• [Selected extract]:
As we continue to prepare for our 2013/2014 season, one of the most common questions we hear from patrons at the Canadian Opera Company is "What is a good opera for a beginner?" We put the question to our staff, some of our artists and our social media followers to see what the results would be!
We polled our Facebook fans about the best opera for a beginner and the answer was The Magic Flute, followed by Carmen and La Bohème! Other interesting suggestions included Lakmé and Rusalka! Read on to see what our staff had to say.
Gianmarco Segato, the COC's Adult Programs Manager agreed somewhat with the Facebook poll. "I often get asked this question
– and the answer is deceptively difficult! My first go-to opera would be
something like La Bohème or another Puccini tearjerker like Madama
Butterfly. Certainly musically these pieces have immediately appealing,
memorable melodies which are often very emotionally-affecting for a first-time
listener. However, not everybody is comfortable with the over-the-top
emotions that Puccini can supply! I’ve had more success taking people like that to a spectacularly produced opera, and not necessarily a piece one would immediately
think of as “easy.” A prime example is a non-opera-going friend I brought to see the
COC’s Siegfried a few years ago. She was completely mesmerized by the
François Girard production (see image below) which I think she related to strongly as a visual
artist herself. So, it really depends on the type of
person you’re introducing to opera, and repertoire choices should be made
Vanessa Smith, School Programs Manager. "Start with whichever production piques your interest! Personally, coming from a theatrical background, I most enjoy operas when I enjoy the entire production. My first two operas were the first two on the mainstage when I started working here – Aida and Death in Venice. While I doubt many people would recommend Death in Venice as a “beginner” opera, I was so enthralled with the production that falling in love with the music followed suit. It may just be the visual learner in me, but when it comes to attending opera, I enjoy it most when the whole picture comes together."

• [Written request 1]: In the entries, starting at the line containing "vertical-scrollbar[interactable] bbox=[1556, 0, 1564, 772]" and ending at the line containing "wechat-banner[interactable]: 公众号 微信", update every "nav-label" to "menu-label" and leave all else unchanged. Give back only those lines.

• [Listing]:

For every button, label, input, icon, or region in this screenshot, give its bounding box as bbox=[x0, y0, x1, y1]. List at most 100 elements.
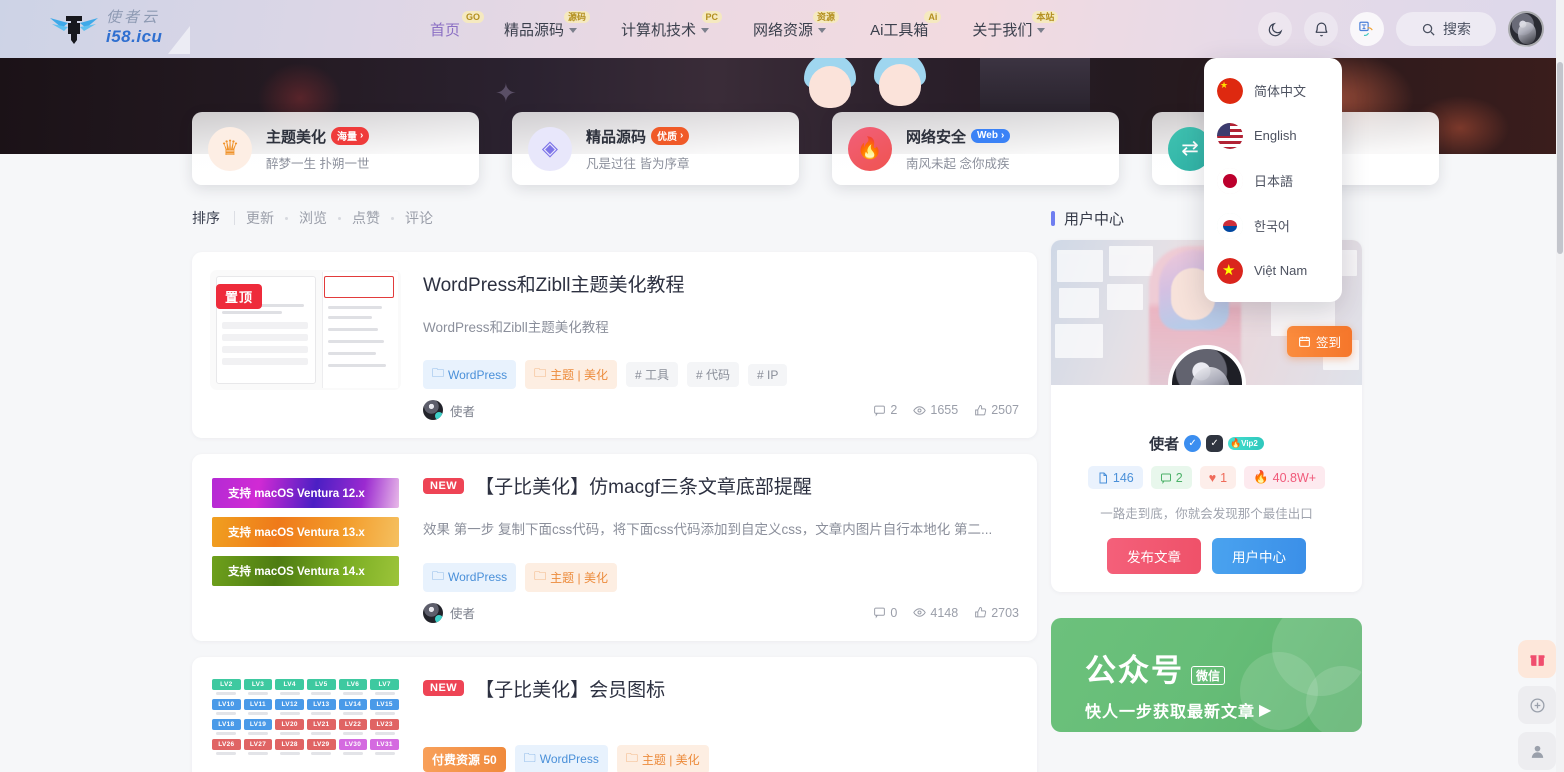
vertical-scrollbar[interactable] bbox=[1556, 0, 1564, 772]
gift-icon bbox=[1529, 654, 1545, 666]
nav-label: 精品源码 bbox=[504, 21, 565, 39]
article-tags: 🗀 WordPress 🗀 主题 | 美化 bbox=[423, 562, 1019, 592]
language-label: 한국어 bbox=[1254, 219, 1290, 234]
nav-label: 计算机技术 bbox=[621, 21, 697, 39]
article-card[interactable]: 置顶 WordPress和Zibll主题美化教程 WordPress和Zibll… bbox=[192, 252, 1037, 439]
wechat-banner[interactable]: 公众号 微信 快人一步获取最新文章 ▶ bbox=[1051, 618, 1362, 732]
nav-item-ai-toolbox[interactable]: Ai工具箱 Ai bbox=[848, 0, 950, 58]
gem-icon: ◈ bbox=[528, 126, 572, 171]
level-chip: LV13 bbox=[306, 698, 336, 710]
language-option-zh[interactable]: 简体中文 bbox=[1204, 68, 1342, 113]
level-chip: LV6 bbox=[338, 678, 368, 690]
publish-article-button[interactable]: 发布文章 bbox=[1107, 538, 1201, 574]
header-avatar[interactable] bbox=[1508, 11, 1544, 47]
user-icon bbox=[1531, 745, 1543, 758]
language-label: Việt Nam bbox=[1254, 263, 1308, 278]
article-footer: 使者 2 1655 2507 bbox=[423, 400, 1019, 421]
signin-button[interactable]: 签到 bbox=[1286, 326, 1352, 357]
scrollbar-thumb[interactable] bbox=[1557, 62, 1563, 254]
article-card[interactable]: 支持 macOS Ventura 12.x 支持 macOS Ventura 1… bbox=[192, 454, 1037, 641]
folder-icon: 🗀 bbox=[523, 750, 536, 765]
profile-button[interactable] bbox=[1518, 732, 1556, 770]
tag-keyword[interactable]: # 代码 bbox=[686, 362, 739, 388]
feature-card-theme[interactable]: ♛ 主题美化 海量 › 醉梦一生 扑朔一世 bbox=[192, 112, 479, 185]
level-chip: LV7 bbox=[370, 678, 399, 690]
sort-option-update[interactable]: 更新 bbox=[235, 208, 285, 228]
article-title[interactable]: NEW 【子比美化】会员图标 bbox=[423, 675, 1019, 702]
user-stat-likes[interactable]: ♥ 1 bbox=[1199, 466, 1237, 489]
nav-item-about-us[interactable]: 关于我们 本站 bbox=[950, 0, 1067, 58]
tag-keyword[interactable]: # 工具 bbox=[625, 362, 678, 388]
level-chip: LV2 bbox=[212, 678, 241, 690]
language-option-vi[interactable]: Việt Nam bbox=[1204, 248, 1342, 293]
level-chip: LV15 bbox=[370, 698, 399, 710]
article-title-text: WordPress和Zibll主题美化教程 bbox=[423, 275, 685, 296]
language-option-ko[interactable]: 한국어 bbox=[1204, 203, 1342, 248]
article-author[interactable]: 使者 bbox=[423, 602, 476, 623]
signin-label: 签到 bbox=[1315, 336, 1341, 350]
feature-card-security[interactable]: 🔥 网络安全 Web › 南风未起 念你成疾 bbox=[832, 112, 1119, 185]
nav-sup-badge: Ai bbox=[924, 11, 942, 23]
level-chip: LV11 bbox=[243, 698, 273, 710]
play-arrow-icon: ▶ bbox=[1259, 702, 1273, 719]
article-tags: 付费资源 50 🗀 WordPress 🗀 主题 | 美化 bbox=[423, 744, 1019, 772]
user-info: 使者 ✓ ✓ Vip2 146 2 ♥ 1 bbox=[1051, 385, 1362, 592]
document-icon bbox=[1099, 472, 1107, 483]
nav-item-computer-tech[interactable]: 计算机技术 PC bbox=[599, 0, 731, 58]
user-stat-popularity[interactable]: 🔥 40.8W+ bbox=[1244, 466, 1326, 489]
sort-label: 排序 bbox=[192, 210, 220, 226]
author-name: 使者 bbox=[450, 607, 476, 621]
feature-subtitle: 醉梦一生 扑朔一世 bbox=[266, 156, 370, 171]
dark-mode-toggle[interactable] bbox=[1258, 12, 1292, 46]
article-author[interactable]: 使者 bbox=[423, 400, 475, 421]
article-thumbnail[interactable]: 支持 macOS Ventura 12.x 支持 macOS Ventura 1… bbox=[210, 472, 401, 593]
sort-option-views[interactable]: 浏览 bbox=[288, 208, 338, 228]
tag-category[interactable]: 🗀 WordPress bbox=[514, 744, 608, 772]
floating-action-rail bbox=[1518, 640, 1556, 770]
logo-cn: 使者云 bbox=[106, 10, 161, 26]
tag-keyword[interactable]: # IP bbox=[748, 363, 788, 386]
user-stat-posts[interactable]: 146 bbox=[1087, 466, 1143, 489]
article-title[interactable]: WordPress和Zibll主题美化教程 bbox=[423, 270, 1019, 297]
level-chip: LV22 bbox=[338, 718, 368, 730]
add-button[interactable] bbox=[1518, 686, 1556, 724]
feature-card-source[interactable]: ◈ 精品源码 优质 › 凡是过往 皆为序章 bbox=[512, 112, 799, 185]
tag-paid-resource[interactable]: 付费资源 50 bbox=[423, 746, 506, 772]
flag-us-icon bbox=[1217, 122, 1243, 149]
tag-category[interactable]: 🗀 主题 | 美化 bbox=[525, 562, 617, 592]
sort-option-comments[interactable]: 评论 bbox=[394, 208, 444, 228]
notifications-button[interactable] bbox=[1304, 12, 1338, 46]
feature-badge: 海量 › bbox=[331, 127, 370, 145]
language-option-ja[interactable]: 日本語 bbox=[1204, 158, 1342, 203]
user-stat-comments[interactable]: 2 bbox=[1150, 466, 1192, 489]
search-button[interactable]: 搜索 bbox=[1396, 12, 1496, 46]
nav-item-home[interactable]: 首页 GO bbox=[408, 0, 485, 58]
user-center-button[interactable]: 用户中心 bbox=[1212, 538, 1306, 574]
article-card[interactable]: LV2 LV3 LV4 LV5 LV6 LV7 LV10 LV11 LV12 L… bbox=[192, 656, 1037, 772]
level-chip: LV10 bbox=[212, 698, 241, 710]
article-thumbnail[interactable]: 置顶 bbox=[210, 270, 401, 390]
tag-category[interactable]: 🗀 主题 | 美化 bbox=[616, 744, 709, 772]
nav-label: Ai工具箱 bbox=[870, 21, 929, 39]
nav-item-network-resources[interactable]: 网络资源 资源 bbox=[731, 0, 848, 58]
language-option-en[interactable]: English bbox=[1204, 113, 1342, 158]
nav-item-source[interactable]: 精品源码 源码 bbox=[482, 0, 599, 58]
site-logo[interactable]: 使者云 i58.icu bbox=[48, 10, 162, 46]
article-excerpt: 效果 第一步 复制下面css代码，将下面css代码添加到自定义css，文章内图片… bbox=[423, 522, 993, 538]
user-motto: 一路走到底，你就会发现那个最佳出口 bbox=[1100, 507, 1313, 521]
pinned-badge: 置顶 bbox=[216, 284, 263, 309]
comment-count: 2 bbox=[873, 403, 897, 417]
level-chip: LV4 bbox=[275, 678, 304, 690]
hero-head bbox=[809, 66, 851, 108]
article-thumbnail[interactable]: LV2 LV3 LV4 LV5 LV6 LV7 LV10 LV11 LV12 L… bbox=[210, 674, 401, 772]
level-chip: LV23 bbox=[370, 718, 399, 730]
sort-option-likes[interactable]: 点赞 bbox=[341, 208, 391, 228]
tag-category[interactable]: 🗀 WordPress bbox=[423, 562, 517, 592]
folder-icon: 🗀 bbox=[534, 568, 547, 583]
wechat-banner-title: 公众号 bbox=[1085, 653, 1184, 688]
gift-button[interactable] bbox=[1518, 640, 1556, 678]
article-title[interactable]: NEW 【子比美化】仿macgf三条文章底部提醒 bbox=[423, 472, 1019, 499]
tag-category[interactable]: 🗀 WordPress bbox=[423, 360, 517, 390]
tag-category[interactable]: 🗀 主题 | 美化 bbox=[525, 360, 617, 390]
language-switcher-button[interactable] bbox=[1350, 12, 1384, 46]
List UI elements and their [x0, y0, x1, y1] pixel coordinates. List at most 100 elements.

• [Written request 2]: Write out the beginner-opera text word for word, starting at "As we continue" and ending at "had to say.".

• [Full answer 1]:
vertical-scrollbar[interactable] bbox=[1556, 0, 1564, 772]
gift-icon bbox=[1529, 654, 1545, 666]
menu-label: 精品源码 bbox=[504, 21, 565, 39]
article-tags: 🗀 WordPress 🗀 主题 | 美化 bbox=[423, 562, 1019, 592]
language-label: 한국어 bbox=[1254, 219, 1290, 234]
menu-label: 计算机技术 bbox=[621, 21, 697, 39]
article-card[interactable]: 置顶 WordPress和Zibll主题美化教程 WordPress和Zibll… bbox=[192, 252, 1037, 439]
wechat-banner[interactable]: 公众号 微信 快人一步获取最新文章 ▶ bbox=[1051, 618, 1362, 732]

• [Full answer 2]:
As we continue to prepare for our 2013/2014 season, one of the most common questions we hear from patrons at the Canadian Opera Company is "What is a good opera for a beginner?" We put the question to our staff, some of our artists and our social media followers to see what the results would be!
We polled our Facebook fans about the best opera for a beginner and the answer was The Magic Flute, followed by Carmen and La Bohème! Other interesting suggestions included Lakmé and Rusalka! Read on to see what our staff had to say.